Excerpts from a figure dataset
_ _ _

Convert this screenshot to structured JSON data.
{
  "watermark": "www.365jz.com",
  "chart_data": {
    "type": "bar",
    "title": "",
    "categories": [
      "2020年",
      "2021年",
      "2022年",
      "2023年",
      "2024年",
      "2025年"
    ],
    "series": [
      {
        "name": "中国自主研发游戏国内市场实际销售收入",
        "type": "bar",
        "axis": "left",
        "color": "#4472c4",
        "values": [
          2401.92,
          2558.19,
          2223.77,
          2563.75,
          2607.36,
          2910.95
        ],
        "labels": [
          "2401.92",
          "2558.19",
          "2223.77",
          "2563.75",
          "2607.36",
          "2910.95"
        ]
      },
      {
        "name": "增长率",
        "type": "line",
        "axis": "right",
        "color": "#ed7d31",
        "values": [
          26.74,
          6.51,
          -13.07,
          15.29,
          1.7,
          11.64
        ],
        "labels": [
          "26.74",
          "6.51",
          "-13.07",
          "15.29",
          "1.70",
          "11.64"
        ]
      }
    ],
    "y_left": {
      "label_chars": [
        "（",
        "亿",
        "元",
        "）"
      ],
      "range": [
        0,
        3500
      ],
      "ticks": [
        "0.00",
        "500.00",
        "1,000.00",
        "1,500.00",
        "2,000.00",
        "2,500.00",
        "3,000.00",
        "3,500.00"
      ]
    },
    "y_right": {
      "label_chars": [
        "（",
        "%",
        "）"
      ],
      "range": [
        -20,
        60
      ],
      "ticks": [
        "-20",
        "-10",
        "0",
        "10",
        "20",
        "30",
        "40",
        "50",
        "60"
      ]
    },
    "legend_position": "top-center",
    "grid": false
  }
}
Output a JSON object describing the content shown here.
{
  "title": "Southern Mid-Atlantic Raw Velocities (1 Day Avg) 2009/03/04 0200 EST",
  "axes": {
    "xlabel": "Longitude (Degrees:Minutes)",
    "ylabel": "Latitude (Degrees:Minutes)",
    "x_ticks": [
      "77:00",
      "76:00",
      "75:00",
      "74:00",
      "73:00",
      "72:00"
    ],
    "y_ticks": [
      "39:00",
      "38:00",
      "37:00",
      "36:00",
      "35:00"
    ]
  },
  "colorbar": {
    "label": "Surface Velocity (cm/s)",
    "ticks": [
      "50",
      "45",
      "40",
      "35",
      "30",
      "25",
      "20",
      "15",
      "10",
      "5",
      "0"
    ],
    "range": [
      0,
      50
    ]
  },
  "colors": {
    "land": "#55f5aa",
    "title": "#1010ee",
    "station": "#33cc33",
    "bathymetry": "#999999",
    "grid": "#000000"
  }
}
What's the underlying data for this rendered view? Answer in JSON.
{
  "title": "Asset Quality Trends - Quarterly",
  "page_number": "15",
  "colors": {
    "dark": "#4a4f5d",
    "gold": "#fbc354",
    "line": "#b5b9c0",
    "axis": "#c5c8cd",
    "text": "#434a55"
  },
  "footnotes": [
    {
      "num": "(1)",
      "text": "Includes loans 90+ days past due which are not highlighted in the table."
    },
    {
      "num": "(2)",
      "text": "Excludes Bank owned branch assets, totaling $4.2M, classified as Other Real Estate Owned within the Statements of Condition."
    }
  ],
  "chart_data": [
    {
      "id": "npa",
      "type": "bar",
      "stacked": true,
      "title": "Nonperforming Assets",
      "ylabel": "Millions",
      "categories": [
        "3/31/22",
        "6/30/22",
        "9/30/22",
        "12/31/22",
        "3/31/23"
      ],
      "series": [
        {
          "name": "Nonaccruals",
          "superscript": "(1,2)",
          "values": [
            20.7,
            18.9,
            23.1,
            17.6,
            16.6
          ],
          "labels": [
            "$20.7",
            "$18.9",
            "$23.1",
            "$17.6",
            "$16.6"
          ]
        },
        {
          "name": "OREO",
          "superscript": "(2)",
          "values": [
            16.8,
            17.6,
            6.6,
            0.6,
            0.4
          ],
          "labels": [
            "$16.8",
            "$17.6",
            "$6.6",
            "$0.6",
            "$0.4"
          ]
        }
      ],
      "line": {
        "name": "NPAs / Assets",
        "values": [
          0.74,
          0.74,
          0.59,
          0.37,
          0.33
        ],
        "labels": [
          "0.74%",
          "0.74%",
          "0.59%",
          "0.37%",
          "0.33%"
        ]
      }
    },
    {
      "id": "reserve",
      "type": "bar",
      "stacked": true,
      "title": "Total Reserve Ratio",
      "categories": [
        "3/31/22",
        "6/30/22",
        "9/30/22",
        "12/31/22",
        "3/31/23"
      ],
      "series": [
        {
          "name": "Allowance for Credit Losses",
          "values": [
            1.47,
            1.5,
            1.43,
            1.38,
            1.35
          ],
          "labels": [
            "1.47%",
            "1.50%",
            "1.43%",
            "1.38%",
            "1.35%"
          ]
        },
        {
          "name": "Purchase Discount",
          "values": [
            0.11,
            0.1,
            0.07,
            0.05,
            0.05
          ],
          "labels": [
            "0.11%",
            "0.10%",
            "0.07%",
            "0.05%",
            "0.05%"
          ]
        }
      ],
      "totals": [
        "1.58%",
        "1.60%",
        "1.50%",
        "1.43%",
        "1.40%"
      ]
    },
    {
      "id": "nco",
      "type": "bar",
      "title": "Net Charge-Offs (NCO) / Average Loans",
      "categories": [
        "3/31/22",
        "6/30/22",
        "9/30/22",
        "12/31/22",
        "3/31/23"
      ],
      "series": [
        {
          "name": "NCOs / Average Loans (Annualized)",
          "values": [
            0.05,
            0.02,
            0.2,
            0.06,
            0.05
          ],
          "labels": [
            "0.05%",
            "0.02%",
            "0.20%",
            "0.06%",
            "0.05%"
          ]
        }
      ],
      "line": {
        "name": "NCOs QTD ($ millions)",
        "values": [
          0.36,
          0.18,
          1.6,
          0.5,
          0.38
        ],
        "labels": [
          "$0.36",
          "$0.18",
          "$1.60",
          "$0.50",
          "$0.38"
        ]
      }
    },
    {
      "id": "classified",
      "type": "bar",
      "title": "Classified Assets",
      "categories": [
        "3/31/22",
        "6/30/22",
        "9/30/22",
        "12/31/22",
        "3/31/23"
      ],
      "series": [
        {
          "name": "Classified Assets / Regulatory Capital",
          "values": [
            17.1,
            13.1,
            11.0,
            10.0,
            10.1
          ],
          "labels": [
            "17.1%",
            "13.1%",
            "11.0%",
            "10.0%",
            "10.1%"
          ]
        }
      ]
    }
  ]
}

_ _ _

Task goal :: The listing above must be transcribed exactly, line by line.

Response ::
Convert this screenshot to structured JSON data.
{
  "watermark": "www.365jz.com",
  "chart_data": {
    "type": "bar",
    "title": "",
    "categories": [
      "2020年",
      "2021年",
      "2022年",
      "2023年",
      "2024年",
      "2025年"
    ],
    "series": [
      {
        "name": "中国自主研发游戏国内市场实际销售收入",
        "type": "bar",
        "axis": "left",
        "color": "#4472c4",
        "values": [
          2401.92,
          2558.19,
          2223.77,
          2563.75,
          2607.36,
          2910.95
        ],
        "labels": [
          "2401.92",
          "2558.19",
          "2223.77",
          "2563.75",
          "2607.36",
          "2910.95"
        ]
      },
      {
        "name": "增长率",
        "type": "line",
        "axis": "right",
        "color": "#ed7d31",
        "values": [
          26.74,
          6.51,
          -13.07,
          15.29,
          1.7,
          11.64
        ],
        "labels": [
          "26.74",
          "6.51",
          "-13.07",
          "15.29",
          "1.70",
          "11.64"
        ]
      }
    ],
    "y_left": {
      "label_chars": [
        "（",
        "亿",
        "元",
        "）"
      ],
      "range": [
        0,
        3500
      ],
      "ticks": [
        "0.00",
        "500.00",
        "1,000.00",
        "1,500.00",
        "2,000.00",
        "2,500.00",
        "3,000.00",
        "3,500.00"
      ]
    },
    "y_right": {
      "label_chars": [
        "（",
        "%",
        "）"
      ],
      "range": [
        -20,
        60
      ],
      "ticks": [
        "-20",
        "-10",
        "0",
        "10",
        "20",
        "30",
        "40",
        "50",
        "60"
      ]
    },
    "legend_position": "top-center",
    "grid": false
  }
}
Output a JSON object describing the content shown here.
{
  "title": "Southern Mid-Atlantic Raw Velocities (1 Day Avg) 2009/03/04 0200 EST",
  "axes": {
    "xlabel": "Longitude (Degrees:Minutes)",
    "ylabel": "Latitude (Degrees:Minutes)",
    "x_ticks": [
      "77:00",
      "76:00",
      "75:00",
      "74:00",
      "73:00",
      "72:00"
    ],
    "y_ticks": [
      "39:00",
      "38:00",
      "37:00",
      "36:00",
      "35:00"
    ]
  },
  "colorbar": {
    "label": "Surface Velocity (cm/s)",
    "ticks": [
      "50",
      "45",
      "40",
      "35",
      "30",
      "25",
      "20",
      "15",
      "10",
      "5",
      "0"
    ],
    "range": [
      0,
      50
    ]
  },
  "colors": {
    "land": "#55f5aa",
    "title": "#1010ee",
    "station": "#33cc33",
    "bathymetry": "#999999",
    "grid": "#000000"
  }
}
What's the underlying data for this rendered view? Answer in JSON.
{
  "title": "Asset Quality Trends - Quarterly",
  "page_number": "15",
  "colors": {
    "dark": "#4a4f5d",
    "gold": "#fbc354",
    "line": "#b5b9c0",
    "axis": "#c5c8cd",
    "text": "#434a55"
  },
  "footnotes": [
    {
      "num": "(1)",
      "text": "Includes loans 90+ days past due which are not highlighted in the table."
    },
    {
      "num": "(2)",
      "text": "Excludes Bank owned branch assets, totaling $4.2M, classified as Other Real Estate Owned within the Statements of Condition."
    }
  ],
  "chart_data": [
    {
      "id": "npa",
      "type": "bar",
      "stacked": true,
      "title": "Nonperforming Assets",
      "ylabel": "Millions",
      "categories": [
        "3/31/22",
        "6/30/22",
        "9/30/22",
        "12/31/22",
        "3/31/23"
      ],
      "series": [
        {
          "name": "Nonaccruals",
          "superscript": "(1,2)",
          "values": [
            20.7,
            18.9,
            23.1,
            17.6,
            16.6
          ],
          "labels": [
            "$20.7",
            "$18.9",
            "$23.1",
            "$17.6",
            "$16.6"
          ]
        },
        {
          "name": "OREO",
          "superscript": "(2)",
          "values": [
            16.8,
            17.6,
            6.6,
            0.6,
            0.4
          ],
          "labels": [
            "$16.8",
            "$17.6",
            "$6.6",
            "$0.6",
            "$0.4"
          ]
        }
      ],
      "line": {
        "name": "NPAs / Assets",
        "values": [
          0.74,
          0.74,
          0.59,
          0.37,
          0.33
        ],
        "labels": [
          "0.74%",
          "0.74%",
          "0.59%",
          "0.37%",
          "0.33%"
        ]
      }
    },
    {
      "id": "reserve",
      "type": "bar",
      "stacked": true,
      "title": "Total Reserve Ratio",
      "categories": [
        "3/31/22",
        "6/30/22",
        "9/30/22",
        "12/31/22",
        "3/31/23"
      ],
      "series": [
        {
          "name": "Allowance for Credit Losses",
          "values": [
            1.47,
            1.5,
            1.43,
            1.38,
            1.35
          ],
          "labels": [
            "1.47%",
            "1.50%",
            "1.43%",
            "1.38%",
            "1.35%"
          ]
        },
        {
          "name": "Purchase Discount",
          "values": [
            0.11,
            0.1,
            0.07,
            0.05,
            0.05
          ],
          "labels": [
            "0.11%",
            "0.10%",
            "0.07%",
            "0.05%",
            "0.05%"
          ]
        }
      ],
      "totals": [
        "1.58%",
        "1.60%",
        "1.50%",
        "1.43%",
        "1.40%"
      ]
    },
    {
      "id": "nco",
      "type": "bar",
      "title": "Net Charge-Offs (NCO) / Average Loans",
      "categories": [
        "3/31/22",
        "6/30/22",
        "9/30/22",
        "12/31/22",
        "3/31/23"
      ],
      "series": [
        {
          "name": "NCOs / Average Loans (Annualized)",
          "values": [
            0.05,
            0.02,
            0.2,
            0.06,
            0.05
          ],
          "labels": [
            "0.05%",
            "0.02%",
            "0.20%",
            "0.06%",
            "0.05%"
          ]
        }
      ],
      "line": {
        "name": "NCOs QTD ($ millions)",
        "values": [
          0.36,
          0.18,
          1.6,
          0.5,
          0.38
        ],
        "labels": [
          "$0.36",
          "$0.18",
          "$1.60",
          "$0.50",
          "$0.38"
        ]
      }
    },
    {
      "id": "classified",
      "type": "bar",
      "title": "Classified Assets",
      "categories": [
        "3/31/22",
        "6/30/22",
        "9/30/22",
        "12/31/22",
        "3/31/23"
      ],
      "series": [
        {
          "name": "Classified Assets / Regulatory Capital",
          "values": [
            17.1,
            13.1,
            11.0,
            10.0,
            10.1
          ],
          "labels": [
            "17.1%",
            "13.1%",
            "11.0%",
            "10.0%",
            "10.1%"
          ]
        }
      ]
    }
  ]
}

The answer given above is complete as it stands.